## Directions for this task
Render the following material again verbatim, leaving nothing out.

## Dataset entries
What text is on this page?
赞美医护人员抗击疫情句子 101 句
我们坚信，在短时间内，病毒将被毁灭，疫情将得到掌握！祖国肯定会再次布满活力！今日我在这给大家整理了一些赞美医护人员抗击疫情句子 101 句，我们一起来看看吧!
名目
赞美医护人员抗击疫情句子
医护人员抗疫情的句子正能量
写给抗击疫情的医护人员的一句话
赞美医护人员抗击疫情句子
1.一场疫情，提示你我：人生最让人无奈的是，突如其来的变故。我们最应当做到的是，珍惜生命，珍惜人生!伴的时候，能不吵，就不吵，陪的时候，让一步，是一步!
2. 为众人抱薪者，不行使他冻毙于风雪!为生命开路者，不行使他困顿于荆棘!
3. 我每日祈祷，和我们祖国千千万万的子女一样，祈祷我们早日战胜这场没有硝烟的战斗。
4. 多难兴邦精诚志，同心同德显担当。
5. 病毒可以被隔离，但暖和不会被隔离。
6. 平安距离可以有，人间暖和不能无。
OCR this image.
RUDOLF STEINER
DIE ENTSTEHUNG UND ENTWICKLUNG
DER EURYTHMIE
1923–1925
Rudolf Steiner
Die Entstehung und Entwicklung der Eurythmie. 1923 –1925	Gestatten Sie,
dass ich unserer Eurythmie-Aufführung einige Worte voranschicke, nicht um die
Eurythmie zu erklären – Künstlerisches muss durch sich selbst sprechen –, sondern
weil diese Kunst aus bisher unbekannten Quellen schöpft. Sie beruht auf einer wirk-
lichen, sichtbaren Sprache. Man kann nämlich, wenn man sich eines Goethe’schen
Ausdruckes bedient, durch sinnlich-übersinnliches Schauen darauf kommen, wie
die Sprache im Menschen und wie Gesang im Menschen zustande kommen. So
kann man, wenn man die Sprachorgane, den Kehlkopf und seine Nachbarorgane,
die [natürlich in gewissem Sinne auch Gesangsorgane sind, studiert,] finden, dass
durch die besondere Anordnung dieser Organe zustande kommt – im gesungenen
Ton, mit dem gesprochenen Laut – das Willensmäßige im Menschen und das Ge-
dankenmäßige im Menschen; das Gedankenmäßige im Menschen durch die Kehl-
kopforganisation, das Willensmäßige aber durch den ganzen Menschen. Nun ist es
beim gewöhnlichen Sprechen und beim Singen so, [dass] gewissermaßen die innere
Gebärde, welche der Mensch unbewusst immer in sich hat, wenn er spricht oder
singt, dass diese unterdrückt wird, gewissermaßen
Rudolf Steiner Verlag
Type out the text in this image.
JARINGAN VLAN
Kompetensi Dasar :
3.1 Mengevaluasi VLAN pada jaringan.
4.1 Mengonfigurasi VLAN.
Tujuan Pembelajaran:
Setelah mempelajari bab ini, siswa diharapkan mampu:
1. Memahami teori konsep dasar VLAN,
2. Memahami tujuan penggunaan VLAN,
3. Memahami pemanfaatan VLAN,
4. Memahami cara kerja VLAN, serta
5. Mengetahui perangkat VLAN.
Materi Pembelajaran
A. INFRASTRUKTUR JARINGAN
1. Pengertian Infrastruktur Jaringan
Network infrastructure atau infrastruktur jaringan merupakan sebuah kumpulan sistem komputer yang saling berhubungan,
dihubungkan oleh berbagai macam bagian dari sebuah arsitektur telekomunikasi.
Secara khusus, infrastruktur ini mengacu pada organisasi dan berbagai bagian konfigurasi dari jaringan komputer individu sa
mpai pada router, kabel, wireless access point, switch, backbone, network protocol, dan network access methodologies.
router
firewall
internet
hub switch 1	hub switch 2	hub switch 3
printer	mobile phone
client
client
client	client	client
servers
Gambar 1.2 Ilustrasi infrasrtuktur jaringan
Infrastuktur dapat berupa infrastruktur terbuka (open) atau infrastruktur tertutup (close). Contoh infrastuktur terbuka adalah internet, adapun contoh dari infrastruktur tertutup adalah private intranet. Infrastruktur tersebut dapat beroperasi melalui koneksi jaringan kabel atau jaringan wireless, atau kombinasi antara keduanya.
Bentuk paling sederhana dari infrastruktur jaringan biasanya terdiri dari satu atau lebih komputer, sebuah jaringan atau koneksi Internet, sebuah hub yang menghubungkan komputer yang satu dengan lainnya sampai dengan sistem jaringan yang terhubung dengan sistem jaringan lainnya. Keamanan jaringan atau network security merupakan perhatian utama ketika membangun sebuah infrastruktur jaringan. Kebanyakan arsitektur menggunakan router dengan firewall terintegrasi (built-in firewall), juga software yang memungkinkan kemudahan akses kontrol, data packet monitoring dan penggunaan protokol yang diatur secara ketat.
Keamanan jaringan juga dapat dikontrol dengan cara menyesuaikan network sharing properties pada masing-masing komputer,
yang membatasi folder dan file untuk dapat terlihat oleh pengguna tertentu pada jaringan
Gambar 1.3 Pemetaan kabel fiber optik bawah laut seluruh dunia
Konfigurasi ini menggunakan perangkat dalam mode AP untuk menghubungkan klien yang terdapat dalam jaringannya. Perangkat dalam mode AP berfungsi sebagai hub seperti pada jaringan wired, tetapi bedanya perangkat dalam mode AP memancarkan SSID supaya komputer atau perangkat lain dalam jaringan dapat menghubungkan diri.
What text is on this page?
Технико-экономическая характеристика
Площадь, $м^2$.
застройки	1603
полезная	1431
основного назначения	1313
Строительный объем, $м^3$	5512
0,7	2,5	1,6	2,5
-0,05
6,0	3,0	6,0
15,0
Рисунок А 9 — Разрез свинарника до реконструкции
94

## Answer below
What text is on this page?
赞美医护人员抗击疫情句子 101 句
我们坚信，在短时间内，病毒将被毁灭，疫情将得到掌握！祖国肯定会再次布满活力！今日我在这给大家整理了一些赞美医护人员抗击疫情句子 101 句，我们一起来看看吧!
名目
赞美医护人员抗击疫情句子
医护人员抗疫情的句子正能量
写给抗击疫情的医护人员的一句话
赞美医护人员抗击疫情句子
1.一场疫情，提示你我：人生最让人无奈的是，突如其来的变故。我们最应当做到的是，珍惜生命，珍惜人生!伴的时候，能不吵，就不吵，陪的时候，让一步，是一步!
2. 为众人抱薪者，不行使他冻毙于风雪!为生命开路者，不行使他困顿于荆棘!
3. 我每日祈祷，和我们祖国千千万万的子女一样，祈祷我们早日战胜这场没有硝烟的战斗。
4. 多难兴邦精诚志，同心同德显担当。
5. 病毒可以被隔离，但暖和不会被隔离。
6. 平安距离可以有，人间暖和不能无。
OCR this image.
RUDOLF STEINER
DIE ENTSTEHUNG UND ENTWICKLUNG
DER EURYTHMIE
1923–1925
Rudolf Steiner
Die Entstehung und Entwicklung der Eurythmie. 1923 –1925	Gestatten Sie,
dass ich unserer Eurythmie-Aufführung einige Worte voranschicke, nicht um die
Eurythmie zu erklären – Künstlerisches muss durch sich selbst sprechen –, sondern
weil diese Kunst aus bisher unbekannten Quellen schöpft. Sie beruht auf einer wirk-
lichen, sichtbaren Sprache. Man kann nämlich, wenn man sich eines Goethe’schen
Ausdruckes bedient, durch sinnlich-übersinnliches Schauen darauf kommen, wie
die Sprache im Menschen und wie Gesang im Menschen zustande kommen. So
kann man, wenn man die Sprachorgane, den Kehlkopf und seine Nachbarorgane,
die [natürlich in gewissem Sinne auch Gesangsorgane sind, studiert,] finden, dass
durch die besondere Anordnung dieser Organe zustande kommt – im gesungenen
Ton, mit dem gesprochenen Laut – das Willensmäßige im Menschen und das Ge-
dankenmäßige im Menschen; das Gedankenmäßige im Menschen durch die Kehl-
kopforganisation, das Willensmäßige aber durch den ganzen Menschen. Nun ist es
beim gewöhnlichen Sprechen und beim Singen so, [dass] gewissermaßen die innere
Gebärde, welche der Mensch unbewusst immer in sich hat, wenn er spricht oder
singt, dass diese unterdrückt wird, gewissermaßen
Rudolf Steiner Verlag
Type out the text in this image.
JARINGAN VLAN
Kompetensi Dasar :
3.1 Mengevaluasi VLAN pada jaringan.
4.1 Mengonfigurasi VLAN.
Tujuan Pembelajaran:
Setelah mempelajari bab ini, siswa diharapkan mampu:
1. Memahami teori konsep dasar VLAN,
2. Memahami tujuan penggunaan VLAN,
3. Memahami pemanfaatan VLAN,
4. Memahami cara kerja VLAN, serta
5. Mengetahui perangkat VLAN.
Materi Pembelajaran
A. INFRASTRUKTUR JARINGAN
1. Pengertian Infrastruktur Jaringan
Network infrastructure atau infrastruktur jaringan merupakan sebuah kumpulan sistem komputer yang saling berhubungan,
dihubungkan oleh berbagai macam bagian dari sebuah arsitektur telekomunikasi.
Secara khusus, infrastruktur ini mengacu pada organisasi dan berbagai bagian konfigurasi dari jaringan komputer individu sa
mpai pada router, kabel, wireless access point, switch, backbone, network protocol, dan network access methodologies.
router
firewall
internet
hub switch 1	hub switch 2	hub switch 3
printer	mobile phone
client
client
client	client	client
servers
Gambar 1.2 Ilustrasi infrasrtuktur jaringan
Infrastuktur dapat berupa infrastruktur terbuka (open) atau infrastruktur tertutup (close). Contoh infrastuktur terbuka adalah internet, adapun contoh dari infrastruktur tertutup adalah private intranet. Infrastruktur tersebut dapat beroperasi melalui koneksi jaringan kabel atau jaringan wireless, atau kombinasi antara keduanya.
Bentuk paling sederhana dari infrastruktur jaringan biasanya terdiri dari satu atau lebih komputer, sebuah jaringan atau koneksi Internet, sebuah hub yang menghubungkan komputer yang satu dengan lainnya sampai dengan sistem jaringan yang terhubung dengan sistem jaringan lainnya. Keamanan jaringan atau network security merupakan perhatian utama ketika membangun sebuah infrastruktur jaringan. Kebanyakan arsitektur menggunakan router dengan firewall terintegrasi (built-in firewall), juga software yang memungkinkan kemudahan akses kontrol, data packet monitoring dan penggunaan protokol yang diatur secara ketat.
Keamanan jaringan juga dapat dikontrol dengan cara menyesuaikan network sharing properties pada masing-masing komputer,
yang membatasi folder dan file untuk dapat terlihat oleh pengguna tertentu pada jaringan
Gambar 1.3 Pemetaan kabel fiber optik bawah laut seluruh dunia
Konfigurasi ini menggunakan perangkat dalam mode AP untuk menghubungkan klien yang terdapat dalam jaringannya. Perangkat dalam mode AP berfungsi sebagai hub seperti pada jaringan wired, tetapi bedanya perangkat dalam mode AP memancarkan SSID supaya komputer atau perangkat lain dalam jaringan dapat menghubungkan diri.
What text is on this page?
Технико-экономическая характеристика
Площадь, $м^2$.
застройки	1603
полезная	1431
основного назначения	1313
Строительный объем, $м^3$	5512
0,7	2,5	1,6	2,5
-0,05
6,0	3,0	6,0
15,0
Рисунок А 9 — Разрез свинарника до реконструкции
94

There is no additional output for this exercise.